▶ **Data extract**
━━━━━━━━

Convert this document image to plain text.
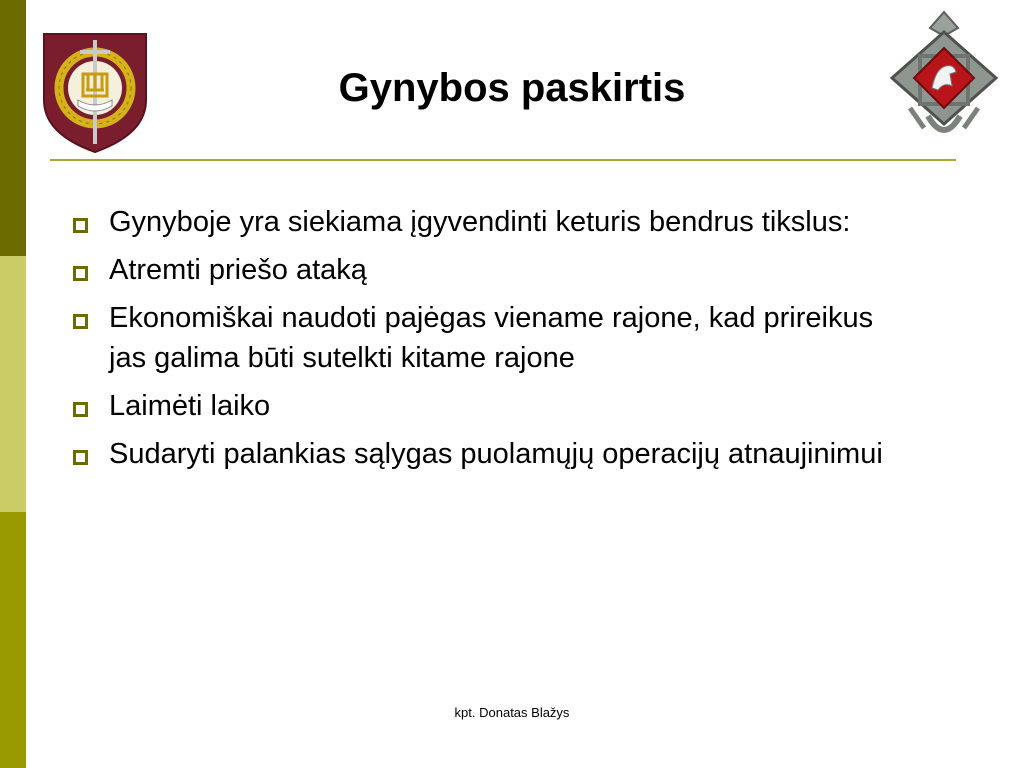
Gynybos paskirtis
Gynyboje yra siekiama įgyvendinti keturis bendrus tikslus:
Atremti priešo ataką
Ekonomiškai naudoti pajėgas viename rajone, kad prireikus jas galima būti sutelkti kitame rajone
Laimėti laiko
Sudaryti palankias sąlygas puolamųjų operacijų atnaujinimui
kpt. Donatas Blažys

━━━━━━━━

▶ **Task requirements**
Repeat the records in full, exactly as they appear, without the pictures.

▶ **Result below**
Convert this document image to plain text.
Gynybos paskirtis
Gynyboje yra siekiama įgyvendinti keturis bendrus tikslus:
Atremti priešo ataką
Ekonomiškai naudoti pajėgas viename rajone, kad prireikus jas galima būti sutelkti kitame rajone
Laimėti laiko
Sudaryti palankias sąlygas puolamųjų operacijų atnaujinimui
kpt. Donatas Blažys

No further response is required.